• WHAT THE EXERCISE ASKS:
In the material below, identify each line bearing the word "price". Reproduce those lines.

Extracted data entries:
* Start *
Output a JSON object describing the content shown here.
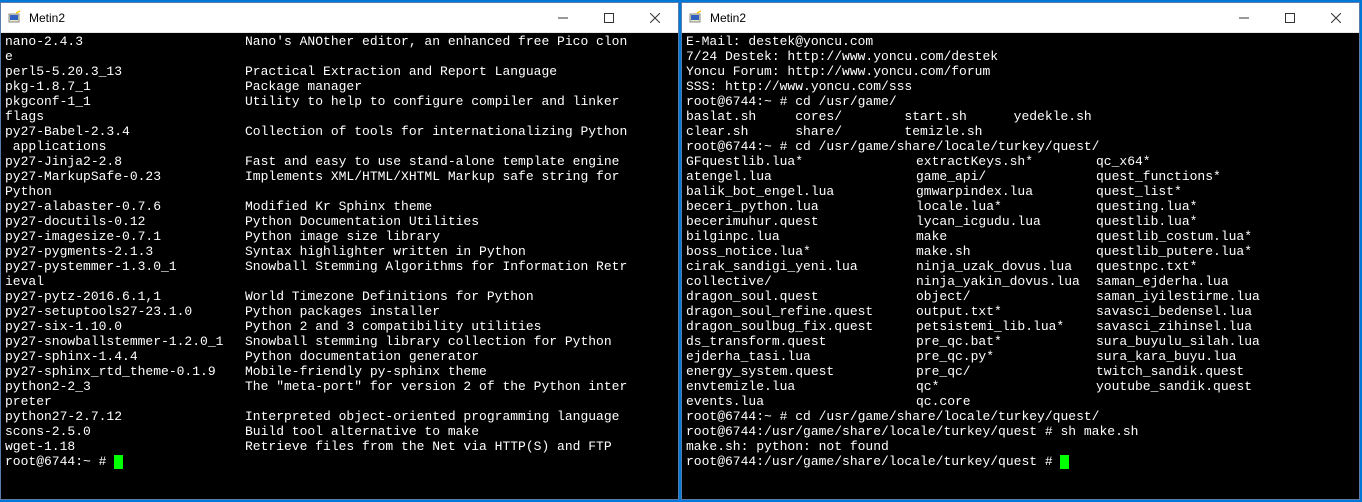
{
  "window_title": "Metin2",
  "left": {
    "packages": [
      {
        "name": "nano-2.4.3",
        "desc": "Nano's ANOther editor, an enhanced free Pico clon",
        "cont": "e"
      },
      {
        "name": "perl5-5.20.3_13",
        "desc": "Practical Extraction and Report Language"
      },
      {
        "name": "pkg-1.8.7_1",
        "desc": "Package manager"
      },
      {
        "name": "pkgconf-1_1",
        "desc": "Utility to help to configure compiler and linker ",
        "cont": "flags"
      },
      {
        "name": "py27-Babel-2.3.4",
        "desc": "Collection of tools for internationalizing Python",
        "cont": " applications"
      },
      {
        "name": "py27-Jinja2-2.8",
        "desc": "Fast and easy to use stand-alone template engine"
      },
      {
        "name": "py27-MarkupSafe-0.23",
        "desc": "Implements XML/HTML/XHTML Markup safe string for ",
        "cont": "Python"
      },
      {
        "name": "py27-alabaster-0.7.6",
        "desc": "Modified Kr Sphinx theme"
      },
      {
        "name": "py27-docutils-0.12",
        "desc": "Python Documentation Utilities"
      },
      {
        "name": "py27-imagesize-0.7.1",
        "desc": "Python image size library"
      },
      {
        "name": "py27-pygments-2.1.3",
        "desc": "Syntax highlighter written in Python"
      },
      {
        "name": "py27-pystemmer-1.3.0_1",
        "desc": "Snowball Stemming Algorithms for Information Retr",
        "cont": "ieval"
      },
      {
        "name": "py27-pytz-2016.6.1,1",
        "desc": "World Timezone Definitions for Python"
      },
      {
        "name": "py27-setuptools27-23.1.0",
        "desc": "Python packages installer"
      },
      {
        "name": "py27-six-1.10.0",
        "desc": "Python 2 and 3 compatibility utilities"
      },
      {
        "name": "py27-snowballstemmer-1.2.0_1",
        "desc": "Snowball stemming library collection for Python"
      },
      {
        "name": "py27-sphinx-1.4.4",
        "desc": "Python documentation generator"
      },
      {
        "name": "py27-sphinx_rtd_theme-0.1.9",
        "desc": "Mobile-friendly py-sphinx theme"
      },
      {
        "name": "python2-2_3",
        "desc": "The \"meta-port\" for version 2 of the Python inter",
        "cont": "preter"
      },
      {
        "name": "python27-2.7.12",
        "desc": "Interpreted object-oriented programming language"
      },
      {
        "name": "scons-2.5.0",
        "desc": "Build tool alternative to make"
      },
      {
        "name": "wget-1.18",
        "desc": "Retrieve files from the Net via HTTP(S) and FTP"
      }
    ],
    "prompt": "root@6744:~ # "
  },
  "right": {
    "header": [
      "E-Mail: destek@yoncu.com",
      "7/24 Destek: http://www.yoncu.com/destek",
      "Yoncu Forum: http://www.yoncu.com/forum",
      "SSS: http://www.yoncu.com/sss"
    ],
    "cmd1": "root@6744:~ # cd /usr/game/",
    "ls1": [
      [
        "baslat.sh",
        "cores/",
        "start.sh",
        "yedekle.sh"
      ],
      [
        "clear.sh",
        "share/",
        "temizle.sh",
        ""
      ]
    ],
    "cmd2": "root@6744:~ # cd /usr/game/share/locale/turkey/quest/",
    "files": [
      [
        "GFquestlib.lua*",
        "extractKeys.sh*",
        "qc_x64*"
      ],
      [
        "atengel.lua",
        "game_api/",
        "quest_functions*"
      ],
      [
        "balik_bot_engel.lua",
        "gmwarpindex.lua",
        "quest_list*"
      ],
      [
        "beceri_python.lua",
        "locale.lua*",
        "questing.lua*"
      ],
      [
        "becerimuhur.quest",
        "lycan_icgudu.lua",
        "questlib.lua*"
      ],
      [
        "bilginpc.lua",
        "make",
        "questlib_costum.lua*"
      ],
      [
        "boss_notice.lua*",
        "make.sh",
        "questlib_putere.lua*"
      ],
      [
        "cirak_sandigi_yeni.lua",
        "ninja_uzak_dovus.lua",
        "questnpc.txt*"
      ],
      [
        "collective/",
        "ninja_yakin_dovus.lua",
        "saman_ejderha.lua"
      ],
      [
        "dragon_soul.quest",
        "object/",
        "saman_iyilestirme.lua"
      ],
      [
        "dragon_soul_refine.quest",
        "output.txt*",
        "savasci_bedensel.lua"
      ],
      [
        "dragon_soulbug_fix.quest",
        "petsistemi_lib.lua*",
        "savasci_zihinsel.lua"
      ],
      [
        "ds_transform.quest",
        "pre_qc.bat*",
        "sura_buyulu_silah.lua"
      ],
      [
        "ejderha_tasi.lua",
        "pre_qc.py*",
        "sura_kara_buyu.lua"
      ],
      [
        "energy_system.quest",
        "pre_qc/",
        "twitch_sandik.quest"
      ],
      [
        "envtemizle.lua",
        "qc*",
        "youtube_sandik.quest"
      ],
      [
        "events.lua",
        "qc.core",
        ""
      ]
    ],
    "cmd3": "root@6744:~ # cd /usr/game/share/locale/turkey/quest/",
    "cmd4": "root@6744:/usr/game/share/locale/turkey/quest # sh make.sh",
    "err": "make.sh: python: not found",
    "prompt": "root@6744:/usr/game/share/locale/turkey/quest # "
  }
}
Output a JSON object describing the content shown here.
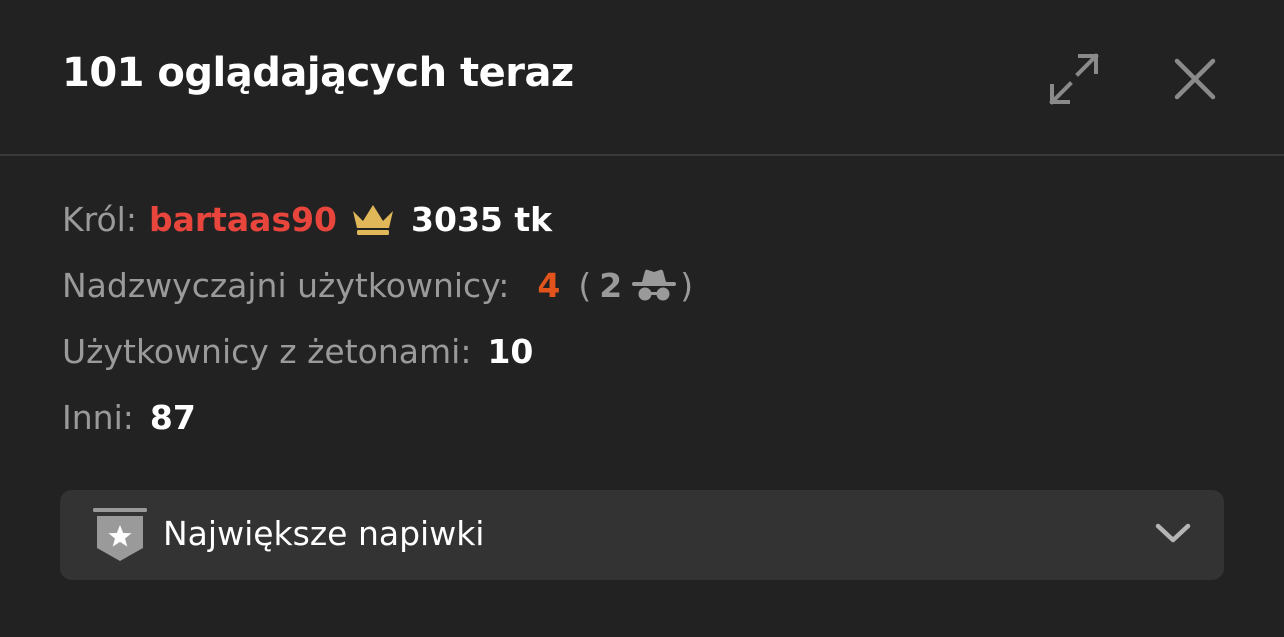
{
  "header": {
    "title": "101 oglądających teraz",
    "expand_icon": "expand-icon",
    "close_icon": "close-icon"
  },
  "stats": {
    "king": {
      "label": "Król:",
      "username": "bartaas90",
      "icon": "crown-icon",
      "tokens": "3035 tk"
    },
    "special_users": {
      "label": "Nadzwyczajni użytkownicy:",
      "count": "4",
      "paren_open": "(",
      "anonymous_count": "2",
      "anonymous_icon": "incognito-icon",
      "paren_close": ")"
    },
    "token_users": {
      "label": "Użytkownicy z żetonami:",
      "count": "10"
    },
    "others": {
      "label": "Inni:",
      "count": "87"
    }
  },
  "dropdown": {
    "label": "Największe napiwki",
    "icon": "star-badge-icon",
    "chevron": "chevron-down-icon"
  },
  "colors": {
    "background": "#222223",
    "king_name": "#e8453c",
    "special_count": "#e2541b",
    "crown": "#e0b85a",
    "label_grey": "#9a9a9b",
    "dropdown_bg": "#333334"
  }
}
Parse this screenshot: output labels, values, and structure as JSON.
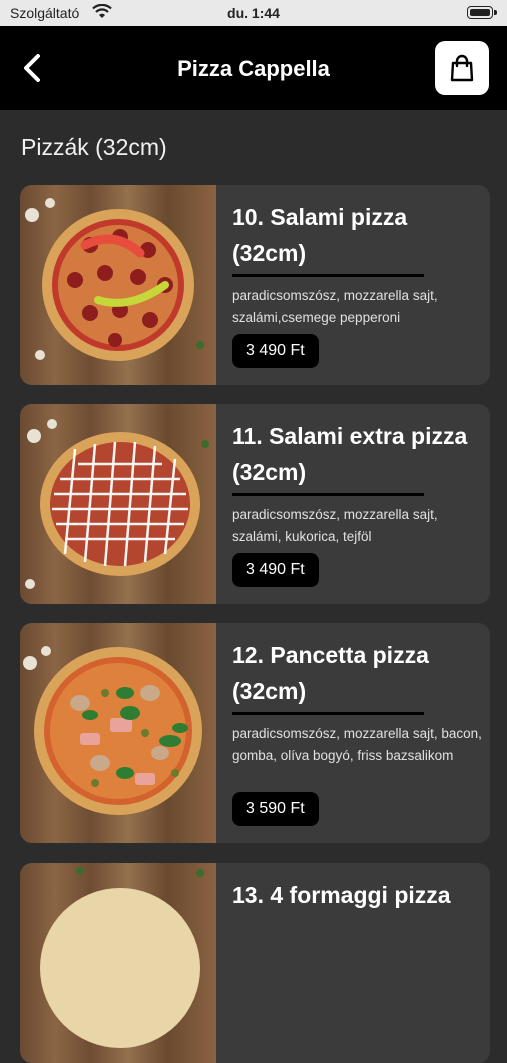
{
  "status": {
    "carrier": "Szolgáltató",
    "time": "du. 1:44"
  },
  "header": {
    "title": "Pizza Cappella",
    "back_icon": "chevron-left-icon",
    "cart_icon": "shopping-bag-icon"
  },
  "section_title": "Pizzák (32cm)",
  "products": [
    {
      "name": "10. Salami pizza (32cm)",
      "description": "paradicsomszósz, mozzarella sajt, szalámi,csemege pepperoni",
      "price": "3 490 Ft"
    },
    {
      "name": "11. Salami extra pizza (32cm)",
      "description": "paradicsomszósz, mozzarella sajt, szalámi, kukorica, tejföl",
      "price": "3 490 Ft"
    },
    {
      "name": "12. Pancetta pizza (32cm)",
      "description": "paradicsomszósz, mozzarella sajt, bacon, gomba, olíva bogyó, friss bazsalikom",
      "price": "3 590 Ft"
    },
    {
      "name": "13. 4 formaggi pizza",
      "description": "",
      "price": ""
    }
  ],
  "colors": {
    "background": "#2c2c2c",
    "card": "#3b3b3b",
    "navbar": "#000000"
  }
}
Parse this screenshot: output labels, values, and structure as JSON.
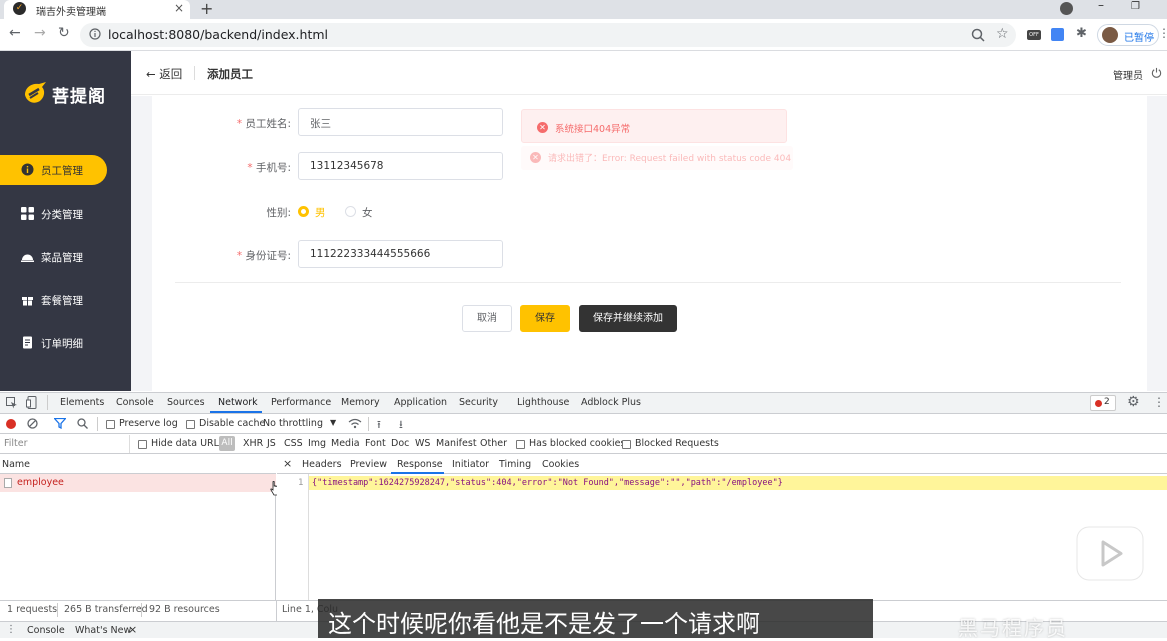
{
  "browser": {
    "tab_title": "瑞吉外卖管理端",
    "tab_favicon": "pin-logo-icon",
    "url": "localhost:8080/backend/index.html",
    "profile_status": "已暂停"
  },
  "sidebar": {
    "logo_text": "菩提阁",
    "items": [
      {
        "label": "员工管理",
        "icon": "person-icon",
        "active": true
      },
      {
        "label": "分类管理",
        "icon": "grid-icon",
        "active": false
      },
      {
        "label": "菜品管理",
        "icon": "dish-icon",
        "active": false
      },
      {
        "label": "套餐管理",
        "icon": "gift-icon",
        "active": false
      },
      {
        "label": "订单明细",
        "icon": "document-icon",
        "active": false
      }
    ]
  },
  "header": {
    "back_label": "返回",
    "title": "添加员工",
    "user": "管理员"
  },
  "form": {
    "name_label": "员工姓名:",
    "name_value": "张三",
    "phone_label": "手机号:",
    "phone_value": "13112345678",
    "gender_label": "性别:",
    "gender_male": "男",
    "gender_female": "女",
    "gender_selected": "男",
    "idnum_label": "身份证号:",
    "idnum_value": "111222333444555666",
    "cancel": "取消",
    "save": "保存",
    "save_continue": "保存并继续添加"
  },
  "toasts": [
    {
      "text": "系统接口404异常"
    },
    {
      "text": "请求出错了：Error: Request failed with status code 404"
    }
  ],
  "devtools": {
    "tabs": [
      "Elements",
      "Console",
      "Sources",
      "Network",
      "Performance",
      "Memory",
      "Application",
      "Security",
      "Lighthouse",
      "Adblock Plus"
    ],
    "active_tab": "Network",
    "error_count": "2",
    "preserve_log": "Preserve log",
    "disable_cache": "Disable cache",
    "throttling": "No throttling",
    "filter_placeholder": "Filter",
    "hide_data_urls": "Hide data URLs",
    "type_filters": [
      "All",
      "XHR",
      "JS",
      "CSS",
      "Img",
      "Media",
      "Font",
      "Doc",
      "WS",
      "Manifest",
      "Other"
    ],
    "has_blocked_cookies": "Has blocked cookies",
    "blocked_requests": "Blocked Requests",
    "name_header": "Name",
    "requests": [
      "employee"
    ],
    "detail_tabs": [
      "Headers",
      "Preview",
      "Response",
      "Initiator",
      "Timing",
      "Cookies"
    ],
    "active_detail_tab": "Response",
    "line_number": "1",
    "response_text": "{\"timestamp\":1624275928247,\"status\":404,\"error\":\"Not Found\",\"message\":\"\",\"path\":\"/employee\"}",
    "status": {
      "requests": "1 requests",
      "transferred": "265 B transferred",
      "resources": "92 B resources",
      "cursor_pos": "Line 1, Colu"
    },
    "drawer_tabs": [
      "Console",
      "What's New"
    ]
  },
  "overlay": {
    "subtitle": "这个时候呢你看他是不是发了一个请求啊",
    "watermark": "黑马程序员"
  }
}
* End *
• RIGHT ANSWER:
      "price": "3 490 Ft"
      "price": "3 490 Ft"
      "price": "3 590 Ft"
      "price": ""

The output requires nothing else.